TASK INSTRUCTIONS: Return all of the entries exactly as written.

** start **

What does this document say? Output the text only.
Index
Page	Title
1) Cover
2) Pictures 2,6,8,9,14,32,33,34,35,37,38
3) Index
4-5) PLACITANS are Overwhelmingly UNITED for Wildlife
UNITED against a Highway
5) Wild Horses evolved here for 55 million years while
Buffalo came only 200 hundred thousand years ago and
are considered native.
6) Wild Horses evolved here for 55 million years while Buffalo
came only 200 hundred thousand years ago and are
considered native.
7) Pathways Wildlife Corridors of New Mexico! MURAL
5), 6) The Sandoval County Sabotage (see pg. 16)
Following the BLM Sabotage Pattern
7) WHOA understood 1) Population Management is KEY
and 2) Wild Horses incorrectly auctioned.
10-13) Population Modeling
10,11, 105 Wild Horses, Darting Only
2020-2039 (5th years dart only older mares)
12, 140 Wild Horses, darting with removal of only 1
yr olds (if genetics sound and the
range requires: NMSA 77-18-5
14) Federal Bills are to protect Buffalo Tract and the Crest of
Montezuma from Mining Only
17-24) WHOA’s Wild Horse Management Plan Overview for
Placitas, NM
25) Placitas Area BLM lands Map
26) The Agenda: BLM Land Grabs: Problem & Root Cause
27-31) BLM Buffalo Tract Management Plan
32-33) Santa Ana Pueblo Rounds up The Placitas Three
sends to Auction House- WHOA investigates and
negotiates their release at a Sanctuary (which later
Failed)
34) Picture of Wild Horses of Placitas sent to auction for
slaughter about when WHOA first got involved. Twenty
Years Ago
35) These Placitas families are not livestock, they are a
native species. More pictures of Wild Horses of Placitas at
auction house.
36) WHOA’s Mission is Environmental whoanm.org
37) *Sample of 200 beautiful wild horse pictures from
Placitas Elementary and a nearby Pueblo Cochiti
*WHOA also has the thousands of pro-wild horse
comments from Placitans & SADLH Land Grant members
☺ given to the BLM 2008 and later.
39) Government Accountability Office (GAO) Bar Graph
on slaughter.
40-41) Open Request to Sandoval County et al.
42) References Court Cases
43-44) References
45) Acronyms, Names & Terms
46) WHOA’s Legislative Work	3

** end **

THE COMPLETED TASK:
What does this document say? Output the text only.
Index
Page	Title
1) Cover
2) Pictures 2,6,8,9,14,32,33,34,35,37,38
3) Index
4-5) PLACITANS are Overwhelmingly UNITED for Wildlife
UNITED against a Highway
5) Wild Horses evolved here for 55 million years while
Buffalo came only 200 hundred thousand years ago and
are considered native.
6) Wild Horses evolved here for 55 million years while Buffalo
came only 200 hundred thousand years ago and are
considered native.
7) Pathways Wildlife Corridors of New Mexico! MURAL
5), 6) The Sandoval County Sabotage (see pg. 16)
Following the BLM Sabotage Pattern
7) WHOA understood 1) Population Management is KEY
and 2) Wild Horses incorrectly auctioned.
10-13) Population Modeling
10,11, 105 Wild Horses, Darting Only
2020-2039 (5th years dart only older mares)
12, 140 Wild Horses, darting with removal of only 1
yr olds (if genetics sound and the
range requires: NMSA 77-18-5
14) Federal Bills are to protect Buffalo Tract and the Crest of
Montezuma from Mining Only
17-24) WHOA’s Wild Horse Management Plan Overview for
Placitas, NM
25) Placitas Area BLM lands Map
26) The Agenda: BLM Land Grabs: Problem & Root Cause
27-31) BLM Buffalo Tract Management Plan
32-33) Santa Ana Pueblo Rounds up The Placitas Three
sends to Auction House- WHOA investigates and
negotiates their release at a Sanctuary (which later
Failed)
34) Picture of Wild Horses of Placitas sent to auction for
slaughter about when WHOA first got involved. Twenty
Years Ago
35) These Placitas families are not livestock, they are a
native species. More pictures of Wild Horses of Placitas at
auction house.
36) WHOA’s Mission is Environmental whoanm.org
37) *Sample of 200 beautiful wild horse pictures from
Placitas Elementary and a nearby Pueblo Cochiti
*WHOA also has the thousands of pro-wild horse
comments from Placitans & SADLH Land Grant members
☺ given to the BLM 2008 and later.
39) Government Accountability Office (GAO) Bar Graph
on slaughter.
40-41) Open Request to Sandoval County et al.
42) References Court Cases
43-44) References
45) Acronyms, Names & Terms
46) WHOA’s Legislative Work	3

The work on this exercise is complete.